▸ **Required work**
Report each line of the data that has "MCMC" somewhere in it.

— START The data —

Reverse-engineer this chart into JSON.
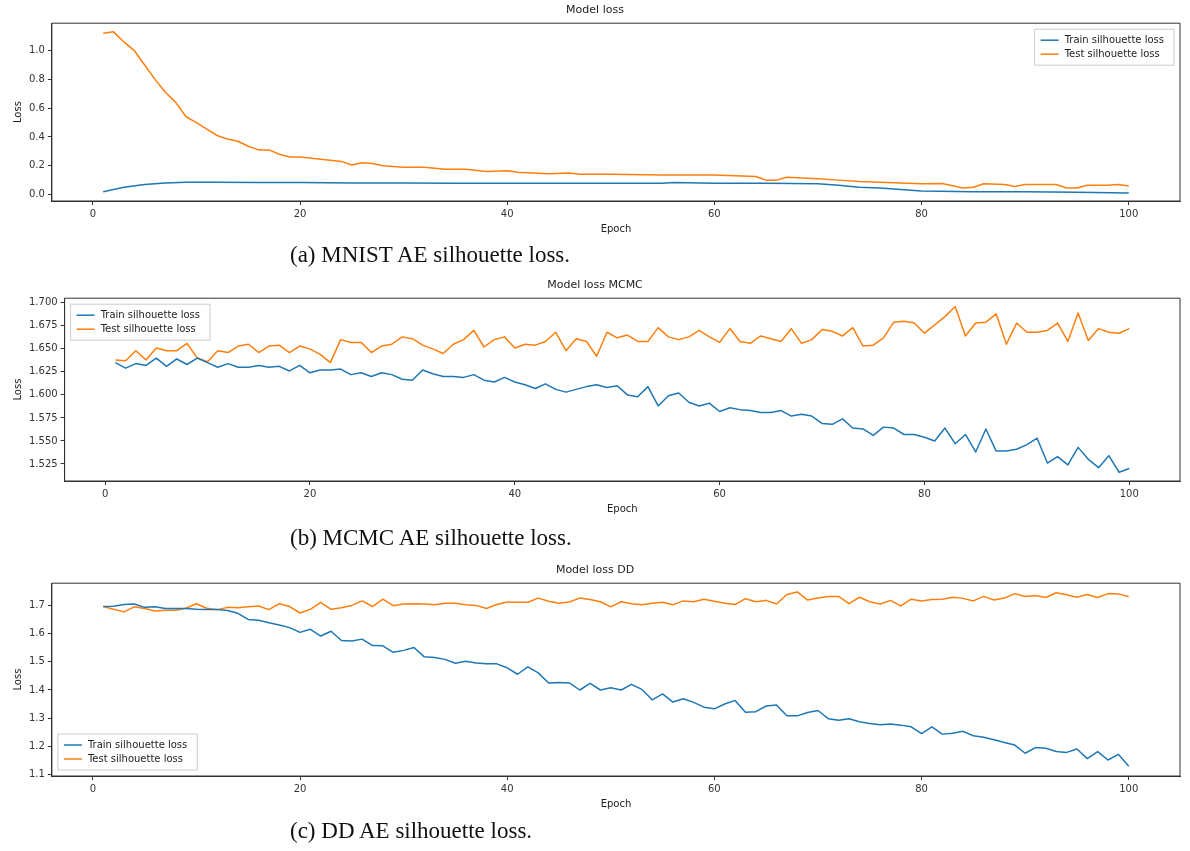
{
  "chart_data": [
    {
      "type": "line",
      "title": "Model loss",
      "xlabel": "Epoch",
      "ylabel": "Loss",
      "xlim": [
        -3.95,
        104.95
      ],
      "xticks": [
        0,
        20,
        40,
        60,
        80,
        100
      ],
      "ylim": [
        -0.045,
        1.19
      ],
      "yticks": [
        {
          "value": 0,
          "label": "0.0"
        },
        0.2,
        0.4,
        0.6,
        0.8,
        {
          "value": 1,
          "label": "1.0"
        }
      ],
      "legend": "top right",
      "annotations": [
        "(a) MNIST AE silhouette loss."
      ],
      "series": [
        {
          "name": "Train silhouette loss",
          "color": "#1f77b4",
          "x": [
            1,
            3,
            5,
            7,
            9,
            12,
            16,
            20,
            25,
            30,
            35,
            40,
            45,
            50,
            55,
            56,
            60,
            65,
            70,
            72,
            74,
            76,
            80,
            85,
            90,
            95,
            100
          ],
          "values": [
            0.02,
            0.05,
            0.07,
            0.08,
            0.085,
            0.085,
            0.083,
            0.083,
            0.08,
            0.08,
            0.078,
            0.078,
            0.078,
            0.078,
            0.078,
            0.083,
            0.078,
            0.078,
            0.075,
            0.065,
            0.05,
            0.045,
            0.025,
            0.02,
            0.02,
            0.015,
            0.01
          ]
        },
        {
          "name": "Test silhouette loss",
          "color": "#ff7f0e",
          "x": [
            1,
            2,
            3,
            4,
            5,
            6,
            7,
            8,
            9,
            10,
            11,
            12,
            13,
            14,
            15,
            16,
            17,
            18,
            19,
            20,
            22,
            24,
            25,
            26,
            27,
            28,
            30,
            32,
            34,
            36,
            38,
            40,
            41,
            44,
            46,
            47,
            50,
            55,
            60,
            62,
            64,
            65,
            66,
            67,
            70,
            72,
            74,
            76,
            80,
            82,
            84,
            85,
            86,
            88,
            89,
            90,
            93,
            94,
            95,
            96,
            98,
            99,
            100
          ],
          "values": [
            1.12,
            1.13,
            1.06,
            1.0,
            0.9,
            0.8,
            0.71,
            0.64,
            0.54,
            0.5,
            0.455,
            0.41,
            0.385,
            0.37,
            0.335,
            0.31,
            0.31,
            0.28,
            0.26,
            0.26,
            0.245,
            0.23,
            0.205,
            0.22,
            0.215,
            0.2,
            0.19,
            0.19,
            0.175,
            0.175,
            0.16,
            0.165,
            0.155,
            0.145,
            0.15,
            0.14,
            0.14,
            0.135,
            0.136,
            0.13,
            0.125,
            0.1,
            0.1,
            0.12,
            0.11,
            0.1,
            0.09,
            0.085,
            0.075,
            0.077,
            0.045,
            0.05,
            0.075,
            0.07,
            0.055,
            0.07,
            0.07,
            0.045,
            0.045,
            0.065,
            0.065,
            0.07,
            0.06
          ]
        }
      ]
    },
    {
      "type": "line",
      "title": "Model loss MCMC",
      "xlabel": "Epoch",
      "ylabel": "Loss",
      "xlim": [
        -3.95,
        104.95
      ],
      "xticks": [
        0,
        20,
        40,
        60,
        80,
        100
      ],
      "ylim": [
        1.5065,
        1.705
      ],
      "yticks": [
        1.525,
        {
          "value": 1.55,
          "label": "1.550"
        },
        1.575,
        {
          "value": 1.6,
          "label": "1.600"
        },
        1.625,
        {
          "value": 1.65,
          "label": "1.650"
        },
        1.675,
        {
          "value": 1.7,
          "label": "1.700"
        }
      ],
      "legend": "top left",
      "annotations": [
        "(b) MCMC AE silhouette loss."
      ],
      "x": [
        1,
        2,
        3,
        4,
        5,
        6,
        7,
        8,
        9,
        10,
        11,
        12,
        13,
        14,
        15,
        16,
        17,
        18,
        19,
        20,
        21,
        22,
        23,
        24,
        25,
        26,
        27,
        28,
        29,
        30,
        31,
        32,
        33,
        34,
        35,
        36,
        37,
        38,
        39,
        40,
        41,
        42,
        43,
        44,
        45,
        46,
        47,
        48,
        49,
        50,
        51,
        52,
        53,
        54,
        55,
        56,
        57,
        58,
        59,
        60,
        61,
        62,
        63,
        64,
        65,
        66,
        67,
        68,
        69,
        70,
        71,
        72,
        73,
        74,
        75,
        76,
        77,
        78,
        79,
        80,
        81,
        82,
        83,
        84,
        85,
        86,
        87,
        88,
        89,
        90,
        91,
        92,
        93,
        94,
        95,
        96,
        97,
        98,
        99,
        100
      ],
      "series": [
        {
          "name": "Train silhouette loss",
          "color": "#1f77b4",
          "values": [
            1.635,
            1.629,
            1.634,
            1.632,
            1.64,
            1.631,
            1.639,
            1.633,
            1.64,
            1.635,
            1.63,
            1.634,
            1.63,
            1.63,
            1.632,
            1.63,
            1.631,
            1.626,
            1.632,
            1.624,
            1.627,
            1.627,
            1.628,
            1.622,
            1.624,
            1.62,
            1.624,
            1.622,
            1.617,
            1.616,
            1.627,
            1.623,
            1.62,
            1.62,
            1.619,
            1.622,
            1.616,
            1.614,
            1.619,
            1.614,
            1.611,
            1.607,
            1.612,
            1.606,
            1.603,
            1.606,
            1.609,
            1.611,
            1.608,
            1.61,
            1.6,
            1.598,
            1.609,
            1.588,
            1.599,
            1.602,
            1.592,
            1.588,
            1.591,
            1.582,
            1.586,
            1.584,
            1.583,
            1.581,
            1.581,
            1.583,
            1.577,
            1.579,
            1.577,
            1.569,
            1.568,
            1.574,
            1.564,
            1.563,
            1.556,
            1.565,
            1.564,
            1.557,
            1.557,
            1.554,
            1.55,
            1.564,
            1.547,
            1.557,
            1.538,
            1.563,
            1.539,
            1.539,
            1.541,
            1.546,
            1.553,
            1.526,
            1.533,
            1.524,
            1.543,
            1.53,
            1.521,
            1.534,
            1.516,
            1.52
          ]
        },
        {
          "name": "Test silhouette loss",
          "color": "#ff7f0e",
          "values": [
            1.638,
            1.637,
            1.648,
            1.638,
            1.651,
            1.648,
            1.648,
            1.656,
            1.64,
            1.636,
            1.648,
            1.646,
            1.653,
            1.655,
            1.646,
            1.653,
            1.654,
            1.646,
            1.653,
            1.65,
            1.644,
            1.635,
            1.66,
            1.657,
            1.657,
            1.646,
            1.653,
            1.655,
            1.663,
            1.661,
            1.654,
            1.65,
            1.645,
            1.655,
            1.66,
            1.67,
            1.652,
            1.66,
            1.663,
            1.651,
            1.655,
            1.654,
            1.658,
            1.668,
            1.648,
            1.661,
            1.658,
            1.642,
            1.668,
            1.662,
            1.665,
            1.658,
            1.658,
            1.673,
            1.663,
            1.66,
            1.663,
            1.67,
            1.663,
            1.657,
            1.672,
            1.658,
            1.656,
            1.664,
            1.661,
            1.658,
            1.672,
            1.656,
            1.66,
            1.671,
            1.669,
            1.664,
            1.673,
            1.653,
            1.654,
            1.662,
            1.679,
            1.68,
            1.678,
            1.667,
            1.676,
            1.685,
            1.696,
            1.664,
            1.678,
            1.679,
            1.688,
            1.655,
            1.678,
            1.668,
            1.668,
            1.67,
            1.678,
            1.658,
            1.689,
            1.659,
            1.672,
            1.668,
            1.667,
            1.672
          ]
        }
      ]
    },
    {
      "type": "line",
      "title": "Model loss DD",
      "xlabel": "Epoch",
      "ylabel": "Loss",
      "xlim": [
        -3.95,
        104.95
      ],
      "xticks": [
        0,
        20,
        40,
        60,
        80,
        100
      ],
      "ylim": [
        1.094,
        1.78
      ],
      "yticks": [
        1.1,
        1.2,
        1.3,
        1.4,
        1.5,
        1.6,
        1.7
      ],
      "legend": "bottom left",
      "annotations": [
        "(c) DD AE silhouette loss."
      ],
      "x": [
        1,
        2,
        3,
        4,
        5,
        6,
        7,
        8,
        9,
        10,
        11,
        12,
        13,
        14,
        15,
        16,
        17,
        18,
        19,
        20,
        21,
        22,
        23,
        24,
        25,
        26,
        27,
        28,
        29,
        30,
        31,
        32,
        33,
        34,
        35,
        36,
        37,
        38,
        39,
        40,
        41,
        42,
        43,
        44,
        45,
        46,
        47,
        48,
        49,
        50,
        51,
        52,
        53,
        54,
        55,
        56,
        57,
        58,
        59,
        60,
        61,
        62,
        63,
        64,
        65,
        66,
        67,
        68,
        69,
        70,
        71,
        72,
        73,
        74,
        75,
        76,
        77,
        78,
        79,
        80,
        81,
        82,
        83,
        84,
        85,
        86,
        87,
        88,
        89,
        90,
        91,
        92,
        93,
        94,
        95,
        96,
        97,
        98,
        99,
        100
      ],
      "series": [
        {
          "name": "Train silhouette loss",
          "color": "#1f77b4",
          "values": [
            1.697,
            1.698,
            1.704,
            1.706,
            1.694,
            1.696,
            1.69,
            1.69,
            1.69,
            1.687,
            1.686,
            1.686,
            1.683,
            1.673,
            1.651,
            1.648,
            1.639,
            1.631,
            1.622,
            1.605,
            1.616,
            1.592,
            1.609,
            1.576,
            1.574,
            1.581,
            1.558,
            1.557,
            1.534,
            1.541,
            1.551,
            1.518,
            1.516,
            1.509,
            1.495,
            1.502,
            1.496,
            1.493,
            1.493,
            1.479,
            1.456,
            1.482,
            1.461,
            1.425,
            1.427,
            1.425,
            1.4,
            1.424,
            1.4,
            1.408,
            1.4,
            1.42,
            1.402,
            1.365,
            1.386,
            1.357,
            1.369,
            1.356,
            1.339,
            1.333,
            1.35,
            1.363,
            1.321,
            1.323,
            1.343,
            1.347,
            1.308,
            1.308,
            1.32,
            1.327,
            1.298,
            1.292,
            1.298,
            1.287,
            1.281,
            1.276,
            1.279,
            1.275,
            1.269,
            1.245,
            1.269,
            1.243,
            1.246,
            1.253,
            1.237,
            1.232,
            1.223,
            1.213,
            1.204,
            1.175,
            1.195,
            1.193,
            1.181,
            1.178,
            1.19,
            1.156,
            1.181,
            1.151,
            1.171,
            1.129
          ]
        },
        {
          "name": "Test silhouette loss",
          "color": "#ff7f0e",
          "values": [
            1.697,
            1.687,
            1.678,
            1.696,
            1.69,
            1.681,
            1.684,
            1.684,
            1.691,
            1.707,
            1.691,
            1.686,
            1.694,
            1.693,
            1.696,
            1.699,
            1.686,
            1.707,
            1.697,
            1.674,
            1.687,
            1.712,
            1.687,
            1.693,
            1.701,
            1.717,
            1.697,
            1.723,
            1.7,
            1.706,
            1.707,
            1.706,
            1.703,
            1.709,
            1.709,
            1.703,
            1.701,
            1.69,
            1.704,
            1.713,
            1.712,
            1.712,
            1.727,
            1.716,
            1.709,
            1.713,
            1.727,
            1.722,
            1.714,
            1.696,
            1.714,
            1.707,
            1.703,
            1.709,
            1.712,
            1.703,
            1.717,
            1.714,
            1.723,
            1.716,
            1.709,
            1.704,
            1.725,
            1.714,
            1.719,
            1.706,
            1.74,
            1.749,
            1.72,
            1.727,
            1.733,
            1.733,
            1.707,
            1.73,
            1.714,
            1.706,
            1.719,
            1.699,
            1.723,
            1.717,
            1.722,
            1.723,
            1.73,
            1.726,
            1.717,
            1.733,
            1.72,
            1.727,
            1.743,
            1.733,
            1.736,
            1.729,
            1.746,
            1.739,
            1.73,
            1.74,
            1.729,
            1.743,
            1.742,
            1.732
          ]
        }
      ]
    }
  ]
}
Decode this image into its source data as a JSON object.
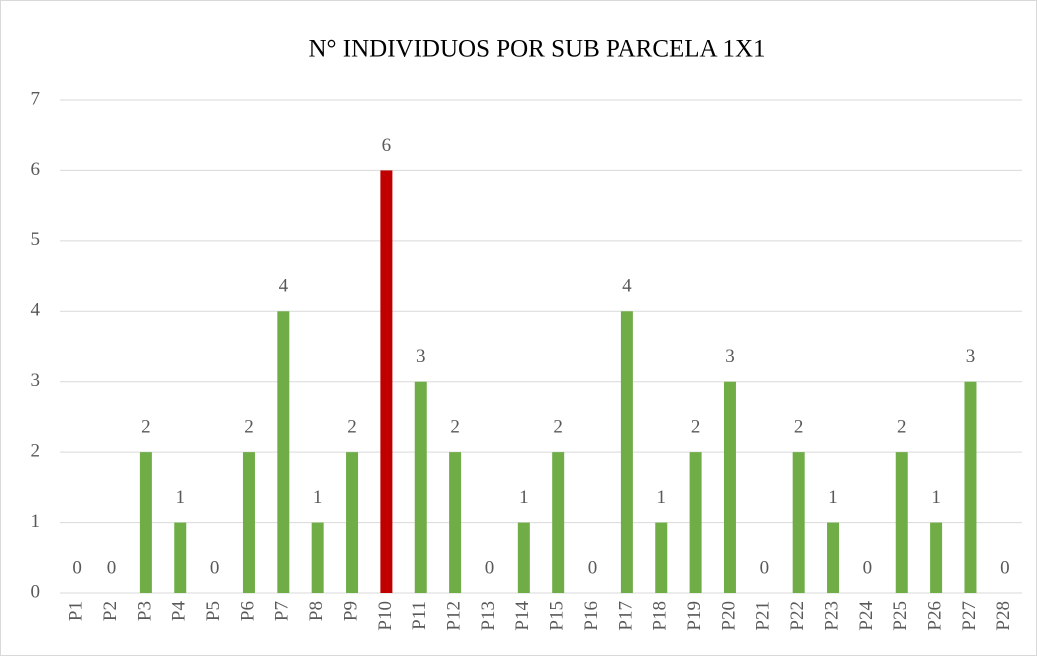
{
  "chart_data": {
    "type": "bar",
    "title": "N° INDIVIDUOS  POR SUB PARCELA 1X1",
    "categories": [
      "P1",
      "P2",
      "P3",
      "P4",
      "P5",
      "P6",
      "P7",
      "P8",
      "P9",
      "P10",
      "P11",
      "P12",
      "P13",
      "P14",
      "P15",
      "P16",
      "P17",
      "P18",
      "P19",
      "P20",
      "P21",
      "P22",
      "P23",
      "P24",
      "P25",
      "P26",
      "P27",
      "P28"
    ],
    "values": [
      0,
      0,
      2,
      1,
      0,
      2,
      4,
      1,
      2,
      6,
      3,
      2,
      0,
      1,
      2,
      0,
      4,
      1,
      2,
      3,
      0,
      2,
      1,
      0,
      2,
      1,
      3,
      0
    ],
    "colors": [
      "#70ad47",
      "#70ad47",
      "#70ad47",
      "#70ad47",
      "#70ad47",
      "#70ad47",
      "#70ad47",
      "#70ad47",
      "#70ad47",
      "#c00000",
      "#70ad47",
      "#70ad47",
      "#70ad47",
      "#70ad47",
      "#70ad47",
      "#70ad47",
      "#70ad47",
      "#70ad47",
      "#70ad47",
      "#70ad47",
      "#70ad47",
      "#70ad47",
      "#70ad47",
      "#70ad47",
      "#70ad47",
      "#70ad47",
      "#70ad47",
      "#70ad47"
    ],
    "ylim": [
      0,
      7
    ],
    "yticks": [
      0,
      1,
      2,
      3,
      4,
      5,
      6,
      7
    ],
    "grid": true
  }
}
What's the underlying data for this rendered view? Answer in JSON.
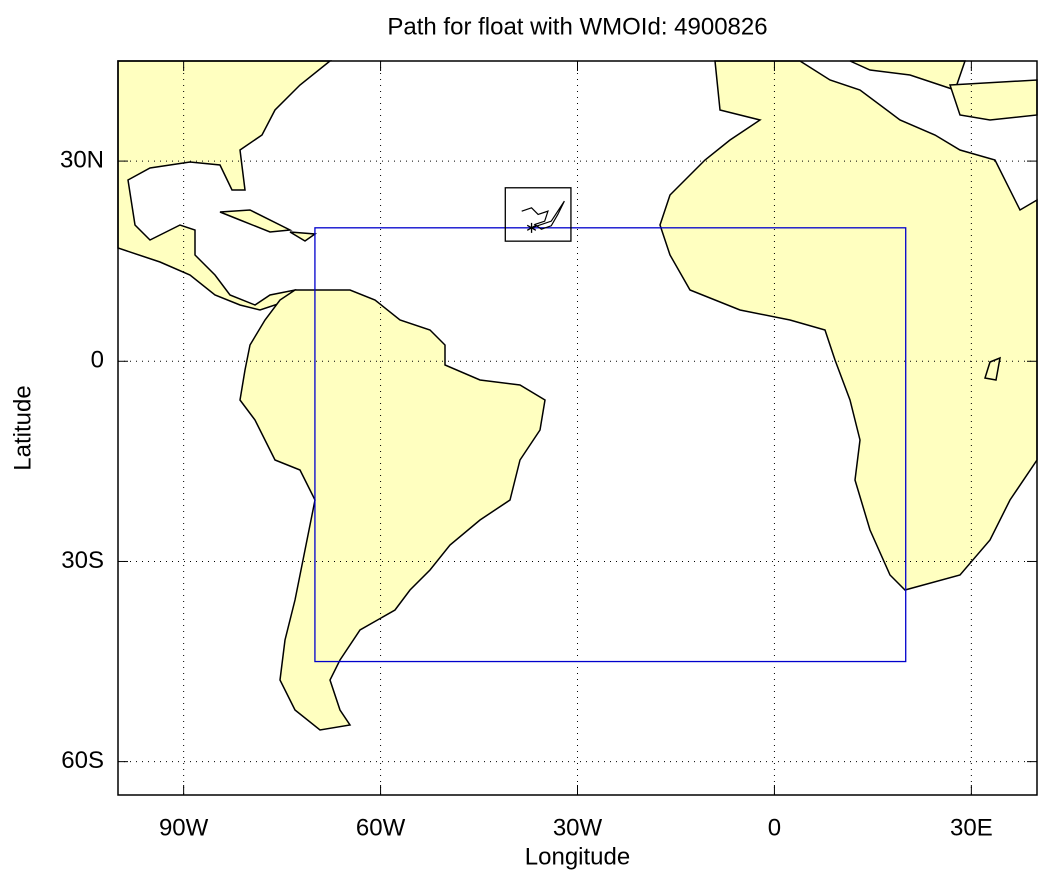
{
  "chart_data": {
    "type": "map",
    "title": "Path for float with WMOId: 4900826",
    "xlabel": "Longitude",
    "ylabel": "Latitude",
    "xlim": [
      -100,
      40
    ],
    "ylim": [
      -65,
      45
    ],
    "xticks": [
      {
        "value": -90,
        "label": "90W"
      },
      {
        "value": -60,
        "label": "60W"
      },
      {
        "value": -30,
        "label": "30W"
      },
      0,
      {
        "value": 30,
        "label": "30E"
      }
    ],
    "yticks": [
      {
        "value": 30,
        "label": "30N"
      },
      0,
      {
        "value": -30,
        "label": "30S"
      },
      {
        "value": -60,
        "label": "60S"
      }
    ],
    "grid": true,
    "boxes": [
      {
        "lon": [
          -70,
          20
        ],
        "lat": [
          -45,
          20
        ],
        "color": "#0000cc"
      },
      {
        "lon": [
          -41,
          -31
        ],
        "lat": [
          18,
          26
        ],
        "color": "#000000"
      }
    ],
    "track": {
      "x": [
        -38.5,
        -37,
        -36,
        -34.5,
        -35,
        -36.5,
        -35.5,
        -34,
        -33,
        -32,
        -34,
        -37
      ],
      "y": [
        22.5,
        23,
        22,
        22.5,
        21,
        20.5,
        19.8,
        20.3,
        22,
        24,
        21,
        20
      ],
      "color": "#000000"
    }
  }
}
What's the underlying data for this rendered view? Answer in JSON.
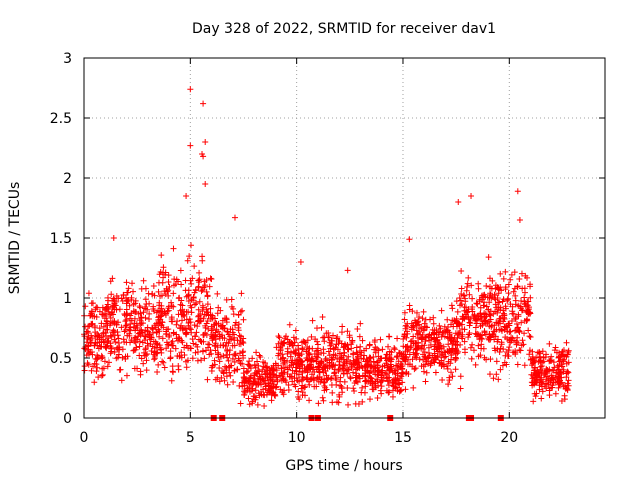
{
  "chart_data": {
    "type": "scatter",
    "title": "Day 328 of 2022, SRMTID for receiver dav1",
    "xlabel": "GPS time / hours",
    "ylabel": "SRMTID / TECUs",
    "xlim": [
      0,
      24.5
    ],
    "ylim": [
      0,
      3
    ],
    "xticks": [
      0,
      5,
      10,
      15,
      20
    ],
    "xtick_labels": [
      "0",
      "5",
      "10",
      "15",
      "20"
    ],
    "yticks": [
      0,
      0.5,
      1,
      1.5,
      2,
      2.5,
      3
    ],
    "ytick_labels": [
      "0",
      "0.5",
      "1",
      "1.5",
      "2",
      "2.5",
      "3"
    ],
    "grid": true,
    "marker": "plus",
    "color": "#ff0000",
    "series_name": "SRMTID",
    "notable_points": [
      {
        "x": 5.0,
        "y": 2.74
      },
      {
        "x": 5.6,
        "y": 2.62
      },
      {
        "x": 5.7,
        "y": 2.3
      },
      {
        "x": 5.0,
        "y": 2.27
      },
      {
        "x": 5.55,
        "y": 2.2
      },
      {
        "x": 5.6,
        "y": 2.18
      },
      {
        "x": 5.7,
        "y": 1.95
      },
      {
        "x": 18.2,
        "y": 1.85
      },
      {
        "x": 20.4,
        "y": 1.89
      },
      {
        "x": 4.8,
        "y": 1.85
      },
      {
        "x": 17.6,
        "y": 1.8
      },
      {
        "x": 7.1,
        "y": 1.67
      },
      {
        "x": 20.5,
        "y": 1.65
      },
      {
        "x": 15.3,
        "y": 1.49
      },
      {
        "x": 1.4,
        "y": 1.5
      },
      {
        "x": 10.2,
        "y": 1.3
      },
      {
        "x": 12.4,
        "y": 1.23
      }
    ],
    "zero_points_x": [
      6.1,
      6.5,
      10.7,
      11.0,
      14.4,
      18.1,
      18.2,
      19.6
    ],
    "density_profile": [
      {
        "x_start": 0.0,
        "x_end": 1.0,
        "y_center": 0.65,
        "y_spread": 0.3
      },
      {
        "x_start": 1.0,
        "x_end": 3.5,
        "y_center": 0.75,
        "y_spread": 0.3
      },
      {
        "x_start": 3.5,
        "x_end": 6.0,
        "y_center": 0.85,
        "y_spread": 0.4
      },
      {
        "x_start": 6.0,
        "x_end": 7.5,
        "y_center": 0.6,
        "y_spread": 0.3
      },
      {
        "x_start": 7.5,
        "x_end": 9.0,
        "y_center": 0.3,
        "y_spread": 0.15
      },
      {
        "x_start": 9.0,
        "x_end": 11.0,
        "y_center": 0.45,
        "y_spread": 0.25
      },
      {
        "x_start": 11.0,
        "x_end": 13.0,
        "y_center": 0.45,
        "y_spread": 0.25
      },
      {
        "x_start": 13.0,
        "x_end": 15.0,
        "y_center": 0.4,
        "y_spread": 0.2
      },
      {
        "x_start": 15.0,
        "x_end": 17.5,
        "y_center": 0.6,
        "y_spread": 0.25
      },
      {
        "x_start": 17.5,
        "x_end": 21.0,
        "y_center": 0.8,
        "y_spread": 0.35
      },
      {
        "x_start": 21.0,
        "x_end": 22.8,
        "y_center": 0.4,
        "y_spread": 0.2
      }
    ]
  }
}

— END The data —

▸ **Correct result**
      "title": "Model loss MCMC",
        "(b) MCMC AE silhouette loss."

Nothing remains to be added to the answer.